Short task: Extract every record, keeping each one exactly as it is.

::: Record excerpts :::

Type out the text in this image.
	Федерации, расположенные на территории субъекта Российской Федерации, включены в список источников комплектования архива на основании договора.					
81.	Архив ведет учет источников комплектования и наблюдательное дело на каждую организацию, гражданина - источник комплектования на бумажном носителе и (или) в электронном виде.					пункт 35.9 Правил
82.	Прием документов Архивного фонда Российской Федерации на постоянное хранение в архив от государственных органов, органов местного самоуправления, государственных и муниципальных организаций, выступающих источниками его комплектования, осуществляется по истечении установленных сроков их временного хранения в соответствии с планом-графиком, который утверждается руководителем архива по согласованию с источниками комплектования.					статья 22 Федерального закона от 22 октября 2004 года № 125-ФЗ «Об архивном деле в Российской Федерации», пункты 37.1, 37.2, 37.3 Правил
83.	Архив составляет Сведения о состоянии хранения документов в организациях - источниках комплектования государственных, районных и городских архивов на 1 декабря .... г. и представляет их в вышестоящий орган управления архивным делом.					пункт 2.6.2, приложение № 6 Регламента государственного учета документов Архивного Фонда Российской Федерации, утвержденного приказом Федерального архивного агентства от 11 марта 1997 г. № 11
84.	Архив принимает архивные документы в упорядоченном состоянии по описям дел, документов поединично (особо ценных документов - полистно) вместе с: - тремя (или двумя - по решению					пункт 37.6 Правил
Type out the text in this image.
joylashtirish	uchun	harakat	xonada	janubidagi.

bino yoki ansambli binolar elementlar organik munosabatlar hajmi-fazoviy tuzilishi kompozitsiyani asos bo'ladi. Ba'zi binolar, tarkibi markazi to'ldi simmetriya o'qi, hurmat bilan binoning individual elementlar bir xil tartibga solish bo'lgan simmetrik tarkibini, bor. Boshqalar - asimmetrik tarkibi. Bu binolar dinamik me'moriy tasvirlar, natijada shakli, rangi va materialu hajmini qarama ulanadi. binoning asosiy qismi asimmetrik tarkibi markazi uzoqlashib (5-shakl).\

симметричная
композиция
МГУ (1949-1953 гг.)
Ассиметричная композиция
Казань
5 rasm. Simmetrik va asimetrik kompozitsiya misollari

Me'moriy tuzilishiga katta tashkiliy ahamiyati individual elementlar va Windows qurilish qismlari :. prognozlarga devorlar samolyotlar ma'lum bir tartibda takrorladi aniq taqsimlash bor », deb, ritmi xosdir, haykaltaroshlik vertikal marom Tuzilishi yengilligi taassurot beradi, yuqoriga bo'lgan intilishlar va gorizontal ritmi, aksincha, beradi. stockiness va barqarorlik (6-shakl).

:::

Task result:
Type out the text in this image.
	Федерации, расположенные на территории субъекта Российской Федерации, включены в список источников комплектования архива на основании договора.					
81.	Архив ведет учет источников комплектования и наблюдательное дело на каждую организацию, гражданина - источник комплектования на бумажном носителе и (или) в электронном виде.					пункт 35.9 Правил
82.	Прием документов Архивного фонда Российской Федерации на постоянное хранение в архив от государственных органов, органов местного самоуправления, государственных и муниципальных организаций, выступающих источниками его комплектования, осуществляется по истечении установленных сроков их временного хранения в соответствии с планом-графиком, который утверждается руководителем архива по согласованию с источниками комплектования.					статья 22 Федерального закона от 22 октября 2004 года № 125-ФЗ «Об архивном деле в Российской Федерации», пункты 37.1, 37.2, 37.3 Правил
83.	Архив составляет Сведения о состоянии хранения документов в организациях - источниках комплектования государственных, районных и городских архивов на 1 декабря .... г. и представляет их в вышестоящий орган управления архивным делом.					пункт 2.6.2, приложение № 6 Регламента государственного учета документов Архивного Фонда Российской Федерации, утвержденного приказом Федерального архивного агентства от 11 марта 1997 г. № 11
84.	Архив принимает архивные документы в упорядоченном состоянии по описям дел, документов поединично (особо ценных документов - полистно) вместе с: - тремя (или двумя - по решению					пункт 37.6 Правил
Type out the text in this image.
joylashtirish	uchun	harakat	xonada	janubidagi.

bino yoki ansambli binolar elementlar organik munosabatlar hajmi-fazoviy tuzilishi kompozitsiyani asos bo'ladi. Ba'zi binolar, tarkibi markazi to'ldi simmetriya o'qi, hurmat bilan binoning individual elementlar bir xil tartibga solish bo'lgan simmetrik tarkibini, bor. Boshqalar - asimmetrik tarkibi. Bu binolar dinamik me'moriy tasvirlar, natijada shakli, rangi va materialu hajmini qarama ulanadi. binoning asosiy qismi asimmetrik tarkibi markazi uzoqlashib (5-shakl).\

симметричная
композиция
МГУ (1949-1953 гг.)
Ассиметричная композиция
Казань
5 rasm. Simmetrik va asimetrik kompozitsiya misollari

Me'moriy tuzilishiga katta tashkiliy ahamiyati individual elementlar va Windows qurilish qismlari :. prognozlarga devorlar samolyotlar ma'lum bir tartibda takrorladi aniq taqsimlash bor », deb, ritmi xosdir, haykaltaroshlik vertikal marom Tuzilishi yengilligi taassurot beradi, yuqoriga bo'lgan intilishlar va gorizontal ritmi, aksincha, beradi. stockiness va barqarorlik (6-shakl).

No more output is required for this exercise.